___ Source passage

Yachay Tech University (Universidad Yachay Tech) is a public university in San Miguel de Urcuquí, Imbabura Province, Ecuador. The university is part of Yachay, a project under development by the government of Ecuador to establish a hub for technological innovation and knowledge intensive businesses. The university opened in the first quarter of 2014 as one of the emblematic institutions in Ecuador. The word Yachay is a Kichwa word that means "knowledge". Yachay Tech is a research oriented institution.

The curriculum focuses on the scientific-technological area, and one of its main components is dual training, where students combine academic learning in the classroom with work practices in the company.

History
Yachay Tech University was planned during the government of the Ecuadorian former President Rafael Correa in 2013 as one of four 'Emblematic Universities', as part of his political project The Citizens' Revolution. However, it is a non-political entity. The university collaborates with public and private research institutions.

On March 31, 2014, it began its academic work, with 187 students from 22 provinces of Ecuador who obtained a place in the National Exam for Higher Education (currently called the EAES exam), entrance exams to the public higher education system from this country.

The Government of Ecuador invested more than one billion dollars in the construction project of the University, initially directed by the public company Siembra EP (Previously Yachay EP). However, of every USD100 invested in such a project, less than USD 9 went to the University. In 6 years, Yachay Tech earmarked approximately USD 90M.

According to the Public Expenditure Observatory of Ecuador, the budget of the universities in 2020 was USD 1.2 billion, of which USD 16.6 million went to Yachay Tech. It placed Yachay in the 23rd position out of 31 higher education institutions that the state finances. With just 1.43% of budget allocation, the university positioned itself as the best in Ecuador for research issues. Yachay Tech, the National Polytechnic School (EPN) and the San Francisco de Quito University (USFQ), lead the country's research podium according to Nature.

______
___ Supplied material

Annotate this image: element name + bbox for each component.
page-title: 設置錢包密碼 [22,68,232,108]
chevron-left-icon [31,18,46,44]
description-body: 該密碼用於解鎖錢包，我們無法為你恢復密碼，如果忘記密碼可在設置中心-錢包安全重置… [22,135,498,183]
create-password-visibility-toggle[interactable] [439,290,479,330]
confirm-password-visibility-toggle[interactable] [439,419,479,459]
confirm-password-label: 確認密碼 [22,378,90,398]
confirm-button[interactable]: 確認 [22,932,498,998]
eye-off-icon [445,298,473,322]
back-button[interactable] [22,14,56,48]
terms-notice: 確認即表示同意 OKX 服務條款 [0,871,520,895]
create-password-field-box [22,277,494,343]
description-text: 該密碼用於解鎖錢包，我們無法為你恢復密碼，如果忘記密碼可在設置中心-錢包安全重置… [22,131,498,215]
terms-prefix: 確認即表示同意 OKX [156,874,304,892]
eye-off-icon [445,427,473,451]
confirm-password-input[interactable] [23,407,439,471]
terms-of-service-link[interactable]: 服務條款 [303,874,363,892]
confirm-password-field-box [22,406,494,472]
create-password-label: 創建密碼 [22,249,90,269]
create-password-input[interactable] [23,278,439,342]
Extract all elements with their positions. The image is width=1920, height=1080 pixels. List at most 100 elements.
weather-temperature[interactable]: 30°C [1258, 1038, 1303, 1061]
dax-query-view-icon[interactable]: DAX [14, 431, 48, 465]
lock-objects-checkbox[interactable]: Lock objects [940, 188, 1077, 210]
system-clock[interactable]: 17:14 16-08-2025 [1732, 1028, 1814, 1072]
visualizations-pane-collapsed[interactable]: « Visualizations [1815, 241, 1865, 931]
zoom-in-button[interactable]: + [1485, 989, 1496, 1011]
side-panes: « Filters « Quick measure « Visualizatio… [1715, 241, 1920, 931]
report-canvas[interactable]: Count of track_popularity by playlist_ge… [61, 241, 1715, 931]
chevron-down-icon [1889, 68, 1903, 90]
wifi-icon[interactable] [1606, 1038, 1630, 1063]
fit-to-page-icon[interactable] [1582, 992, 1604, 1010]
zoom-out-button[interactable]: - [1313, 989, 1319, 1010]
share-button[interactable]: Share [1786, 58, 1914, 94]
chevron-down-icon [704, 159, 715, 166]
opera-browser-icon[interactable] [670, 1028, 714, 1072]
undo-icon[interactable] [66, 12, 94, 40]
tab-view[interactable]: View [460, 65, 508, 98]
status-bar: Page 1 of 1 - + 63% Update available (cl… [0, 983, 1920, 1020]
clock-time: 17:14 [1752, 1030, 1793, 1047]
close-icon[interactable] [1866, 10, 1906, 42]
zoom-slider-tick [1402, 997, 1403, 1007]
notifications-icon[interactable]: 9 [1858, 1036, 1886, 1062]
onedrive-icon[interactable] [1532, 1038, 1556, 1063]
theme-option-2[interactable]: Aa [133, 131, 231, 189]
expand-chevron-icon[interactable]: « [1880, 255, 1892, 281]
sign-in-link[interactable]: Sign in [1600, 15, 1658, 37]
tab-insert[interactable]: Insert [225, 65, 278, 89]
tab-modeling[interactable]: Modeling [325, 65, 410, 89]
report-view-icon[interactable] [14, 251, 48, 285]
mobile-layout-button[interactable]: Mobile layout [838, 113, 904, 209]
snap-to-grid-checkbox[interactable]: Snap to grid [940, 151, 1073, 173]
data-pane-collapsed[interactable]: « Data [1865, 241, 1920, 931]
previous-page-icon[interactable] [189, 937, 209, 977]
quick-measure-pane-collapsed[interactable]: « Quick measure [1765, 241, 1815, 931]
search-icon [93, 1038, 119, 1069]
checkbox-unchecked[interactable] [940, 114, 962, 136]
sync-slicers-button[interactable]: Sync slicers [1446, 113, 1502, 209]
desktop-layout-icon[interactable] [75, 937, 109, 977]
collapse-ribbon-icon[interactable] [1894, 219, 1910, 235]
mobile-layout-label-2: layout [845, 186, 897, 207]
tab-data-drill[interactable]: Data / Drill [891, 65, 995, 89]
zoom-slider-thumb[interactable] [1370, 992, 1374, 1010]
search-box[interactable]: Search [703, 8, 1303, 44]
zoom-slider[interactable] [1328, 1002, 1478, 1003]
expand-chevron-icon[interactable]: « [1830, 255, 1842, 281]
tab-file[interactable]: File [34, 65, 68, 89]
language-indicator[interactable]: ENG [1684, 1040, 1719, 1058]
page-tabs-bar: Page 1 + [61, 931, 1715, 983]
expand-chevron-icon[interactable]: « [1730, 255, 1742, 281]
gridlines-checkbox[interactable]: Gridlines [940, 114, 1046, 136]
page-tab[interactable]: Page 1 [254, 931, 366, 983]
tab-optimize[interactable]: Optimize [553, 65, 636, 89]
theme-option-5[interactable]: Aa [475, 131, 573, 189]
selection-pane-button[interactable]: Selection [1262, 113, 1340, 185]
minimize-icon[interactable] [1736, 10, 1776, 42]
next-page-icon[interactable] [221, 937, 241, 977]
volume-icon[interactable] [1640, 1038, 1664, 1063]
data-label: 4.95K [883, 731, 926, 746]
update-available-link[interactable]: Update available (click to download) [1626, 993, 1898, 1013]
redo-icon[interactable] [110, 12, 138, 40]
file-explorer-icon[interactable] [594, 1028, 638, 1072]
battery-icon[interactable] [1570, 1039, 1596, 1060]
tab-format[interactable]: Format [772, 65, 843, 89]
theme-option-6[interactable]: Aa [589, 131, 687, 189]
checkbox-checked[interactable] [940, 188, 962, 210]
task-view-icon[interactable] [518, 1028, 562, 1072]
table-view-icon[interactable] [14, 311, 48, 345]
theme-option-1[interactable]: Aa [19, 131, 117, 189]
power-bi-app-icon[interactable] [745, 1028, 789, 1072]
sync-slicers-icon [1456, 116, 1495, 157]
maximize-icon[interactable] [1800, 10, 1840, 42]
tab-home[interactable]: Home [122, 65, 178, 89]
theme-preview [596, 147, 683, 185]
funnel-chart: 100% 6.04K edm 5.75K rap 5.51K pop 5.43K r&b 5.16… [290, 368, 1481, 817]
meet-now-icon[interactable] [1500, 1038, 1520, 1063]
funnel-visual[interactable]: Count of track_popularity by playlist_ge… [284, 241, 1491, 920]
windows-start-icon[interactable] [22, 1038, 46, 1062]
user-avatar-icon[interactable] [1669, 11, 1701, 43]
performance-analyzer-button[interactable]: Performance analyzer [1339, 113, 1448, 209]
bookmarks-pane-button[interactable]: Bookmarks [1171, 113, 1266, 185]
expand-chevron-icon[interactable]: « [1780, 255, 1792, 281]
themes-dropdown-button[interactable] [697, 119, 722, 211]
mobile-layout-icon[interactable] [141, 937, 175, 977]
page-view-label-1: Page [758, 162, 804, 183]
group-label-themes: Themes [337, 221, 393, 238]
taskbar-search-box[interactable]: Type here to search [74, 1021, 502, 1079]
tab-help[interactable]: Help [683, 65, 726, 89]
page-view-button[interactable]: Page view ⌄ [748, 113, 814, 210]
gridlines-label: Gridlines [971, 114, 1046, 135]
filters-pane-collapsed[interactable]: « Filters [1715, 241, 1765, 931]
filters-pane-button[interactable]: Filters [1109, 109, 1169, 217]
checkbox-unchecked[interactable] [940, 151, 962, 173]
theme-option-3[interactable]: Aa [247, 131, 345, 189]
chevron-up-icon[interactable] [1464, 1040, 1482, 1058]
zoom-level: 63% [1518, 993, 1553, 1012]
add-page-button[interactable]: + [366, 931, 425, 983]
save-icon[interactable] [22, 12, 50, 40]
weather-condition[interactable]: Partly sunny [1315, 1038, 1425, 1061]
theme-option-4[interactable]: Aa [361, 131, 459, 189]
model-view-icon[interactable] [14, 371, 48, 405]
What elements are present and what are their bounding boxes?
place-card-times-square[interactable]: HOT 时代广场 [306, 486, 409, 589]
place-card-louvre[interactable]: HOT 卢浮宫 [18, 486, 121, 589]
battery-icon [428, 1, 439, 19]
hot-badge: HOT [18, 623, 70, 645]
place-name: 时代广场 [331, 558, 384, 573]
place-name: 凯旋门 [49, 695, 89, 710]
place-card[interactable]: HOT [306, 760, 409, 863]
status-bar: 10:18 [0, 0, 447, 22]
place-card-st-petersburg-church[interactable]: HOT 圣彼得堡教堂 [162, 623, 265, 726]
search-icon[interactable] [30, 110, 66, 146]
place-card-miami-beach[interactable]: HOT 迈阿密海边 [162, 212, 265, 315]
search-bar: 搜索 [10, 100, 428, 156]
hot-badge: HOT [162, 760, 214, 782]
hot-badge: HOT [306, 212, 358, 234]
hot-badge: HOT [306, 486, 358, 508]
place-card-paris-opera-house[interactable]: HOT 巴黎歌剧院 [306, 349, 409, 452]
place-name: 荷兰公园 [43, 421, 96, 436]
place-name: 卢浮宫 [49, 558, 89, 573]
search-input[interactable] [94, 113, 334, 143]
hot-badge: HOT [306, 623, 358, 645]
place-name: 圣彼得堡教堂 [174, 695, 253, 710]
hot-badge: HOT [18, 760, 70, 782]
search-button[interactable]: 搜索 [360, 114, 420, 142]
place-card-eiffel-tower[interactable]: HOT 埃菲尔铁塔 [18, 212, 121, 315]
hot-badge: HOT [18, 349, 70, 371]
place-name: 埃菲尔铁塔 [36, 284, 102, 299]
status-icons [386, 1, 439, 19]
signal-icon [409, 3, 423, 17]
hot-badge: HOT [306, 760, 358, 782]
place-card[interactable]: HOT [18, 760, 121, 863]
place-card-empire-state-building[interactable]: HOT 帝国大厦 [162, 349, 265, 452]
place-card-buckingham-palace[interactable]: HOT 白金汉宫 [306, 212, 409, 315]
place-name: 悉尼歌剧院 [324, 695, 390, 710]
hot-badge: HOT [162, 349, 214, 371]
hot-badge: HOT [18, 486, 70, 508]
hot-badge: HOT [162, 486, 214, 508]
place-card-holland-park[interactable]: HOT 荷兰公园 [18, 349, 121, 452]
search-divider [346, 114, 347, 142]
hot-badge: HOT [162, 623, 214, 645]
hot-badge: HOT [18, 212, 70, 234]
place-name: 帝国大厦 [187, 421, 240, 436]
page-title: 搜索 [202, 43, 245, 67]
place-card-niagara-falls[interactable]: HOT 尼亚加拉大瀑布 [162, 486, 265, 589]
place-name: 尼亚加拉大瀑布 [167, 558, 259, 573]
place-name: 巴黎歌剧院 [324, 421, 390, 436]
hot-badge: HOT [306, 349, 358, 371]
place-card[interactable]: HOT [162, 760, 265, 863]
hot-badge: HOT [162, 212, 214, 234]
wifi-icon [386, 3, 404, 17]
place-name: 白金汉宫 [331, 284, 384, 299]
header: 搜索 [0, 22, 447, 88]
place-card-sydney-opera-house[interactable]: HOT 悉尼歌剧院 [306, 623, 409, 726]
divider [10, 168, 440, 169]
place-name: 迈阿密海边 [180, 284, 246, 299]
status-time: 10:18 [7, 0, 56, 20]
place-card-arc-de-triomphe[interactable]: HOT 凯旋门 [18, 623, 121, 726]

______

**Exercise**
Please answer these questions from the Yachay Tech passage, giving each answer on its own line with the matching number.
1. What does the Kichwa word Yachay mean?
2. How many students did the university begin its academic work with, and from how many provinces?
3. How much of the 2020 university budget went to Yachay Tech?
The records have no role here.

**Expected output**
1. Knowledge.
2. 187 students from 22 provinces.
3. USD 16.6 million.